=== Dataset excerpts ===

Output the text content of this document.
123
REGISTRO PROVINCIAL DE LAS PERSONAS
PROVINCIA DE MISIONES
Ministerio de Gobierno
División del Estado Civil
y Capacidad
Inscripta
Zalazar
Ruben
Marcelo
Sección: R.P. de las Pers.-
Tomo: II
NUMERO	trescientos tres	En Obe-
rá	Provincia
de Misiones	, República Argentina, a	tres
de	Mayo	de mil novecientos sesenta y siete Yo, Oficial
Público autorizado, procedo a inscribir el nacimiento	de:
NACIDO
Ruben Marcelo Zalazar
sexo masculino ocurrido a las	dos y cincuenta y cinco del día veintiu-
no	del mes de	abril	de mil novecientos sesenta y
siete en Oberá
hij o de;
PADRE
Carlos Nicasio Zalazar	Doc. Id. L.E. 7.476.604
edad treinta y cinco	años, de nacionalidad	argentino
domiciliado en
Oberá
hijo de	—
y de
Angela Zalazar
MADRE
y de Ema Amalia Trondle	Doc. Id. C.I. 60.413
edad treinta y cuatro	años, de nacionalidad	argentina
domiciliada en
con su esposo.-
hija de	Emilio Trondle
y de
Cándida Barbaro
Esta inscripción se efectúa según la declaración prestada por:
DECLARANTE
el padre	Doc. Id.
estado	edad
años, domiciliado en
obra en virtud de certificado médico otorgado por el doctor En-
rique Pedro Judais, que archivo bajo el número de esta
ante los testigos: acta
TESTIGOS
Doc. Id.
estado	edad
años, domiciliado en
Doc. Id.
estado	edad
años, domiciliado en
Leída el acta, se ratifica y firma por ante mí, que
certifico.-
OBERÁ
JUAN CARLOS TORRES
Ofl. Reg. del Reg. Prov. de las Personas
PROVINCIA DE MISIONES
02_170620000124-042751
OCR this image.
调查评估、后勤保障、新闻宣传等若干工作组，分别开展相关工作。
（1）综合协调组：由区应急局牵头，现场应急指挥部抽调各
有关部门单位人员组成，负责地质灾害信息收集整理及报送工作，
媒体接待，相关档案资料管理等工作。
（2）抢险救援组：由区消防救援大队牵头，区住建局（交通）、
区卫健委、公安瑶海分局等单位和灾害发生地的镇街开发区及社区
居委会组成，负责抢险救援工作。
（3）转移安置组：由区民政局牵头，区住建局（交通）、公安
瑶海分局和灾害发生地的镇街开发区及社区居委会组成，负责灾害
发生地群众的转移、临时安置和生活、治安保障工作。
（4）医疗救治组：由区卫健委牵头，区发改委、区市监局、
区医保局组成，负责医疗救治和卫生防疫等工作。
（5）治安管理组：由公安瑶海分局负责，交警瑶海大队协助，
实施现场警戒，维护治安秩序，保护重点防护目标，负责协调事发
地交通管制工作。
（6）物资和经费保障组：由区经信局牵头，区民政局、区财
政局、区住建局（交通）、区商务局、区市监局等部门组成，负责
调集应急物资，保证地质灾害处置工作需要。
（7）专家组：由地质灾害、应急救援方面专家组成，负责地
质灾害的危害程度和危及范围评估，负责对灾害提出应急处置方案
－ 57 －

===

▸ Problem statement:
Out of the preceding entries, pull every line containing the string "区住建局".

▸ Completed task:
（2）抢险救援组：由区消防救援大队牵头，区住建局（交通）、
（3）转移安置组：由区民政局牵头，区住建局（交通）、公安
政局、区住建局（交通）、区商务局、区市监局等部门组成，负责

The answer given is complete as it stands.